____ RECORDS TO USE

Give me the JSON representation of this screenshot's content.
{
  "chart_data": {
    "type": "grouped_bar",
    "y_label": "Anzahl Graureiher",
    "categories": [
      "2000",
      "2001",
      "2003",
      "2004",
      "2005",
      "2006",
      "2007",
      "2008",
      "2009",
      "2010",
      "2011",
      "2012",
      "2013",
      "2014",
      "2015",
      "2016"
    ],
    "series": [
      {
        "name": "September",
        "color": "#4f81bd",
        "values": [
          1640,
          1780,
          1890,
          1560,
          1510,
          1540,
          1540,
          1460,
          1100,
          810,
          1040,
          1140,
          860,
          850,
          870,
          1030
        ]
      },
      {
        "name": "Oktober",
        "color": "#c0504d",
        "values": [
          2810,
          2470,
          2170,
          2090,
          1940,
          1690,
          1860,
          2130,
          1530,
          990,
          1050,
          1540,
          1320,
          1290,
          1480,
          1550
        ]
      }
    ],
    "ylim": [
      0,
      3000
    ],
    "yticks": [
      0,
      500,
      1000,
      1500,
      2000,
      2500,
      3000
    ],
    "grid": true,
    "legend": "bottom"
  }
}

________

Reproduce each line verbatim.

» THE OUTPUT
Give me the JSON representation of this screenshot's content.
{
  "chart_data": {
    "type": "grouped_bar",
    "y_label": "Anzahl Graureiher",
    "categories": [
      "2000",
      "2001",
      "2003",
      "2004",
      "2005",
      "2006",
      "2007",
      "2008",
      "2009",
      "2010",
      "2011",
      "2012",
      "2013",
      "2014",
      "2015",
      "2016"
    ],
    "series": [
      {
        "name": "September",
        "color": "#4f81bd",
        "values": [
          1640,
          1780,
          1890,
          1560,
          1510,
          1540,
          1540,
          1460,
          1100,
          810,
          1040,
          1140,
          860,
          850,
          870,
          1030
        ]
      },
      {
        "name": "Oktober",
        "color": "#c0504d",
        "values": [
          2810,
          2470,
          2170,
          2090,
          1940,
          1690,
          1860,
          2130,
          1530,
          990,
          1050,
          1540,
          1320,
          1290,
          1480,
          1550
        ]
      }
    ],
    "ylim": [
      0,
      3000
    ],
    "yticks": [
      0,
      500,
      1000,
      1500,
      2000,
      2500,
      3000
    ],
    "grid": true,
    "legend": "bottom"
  }
}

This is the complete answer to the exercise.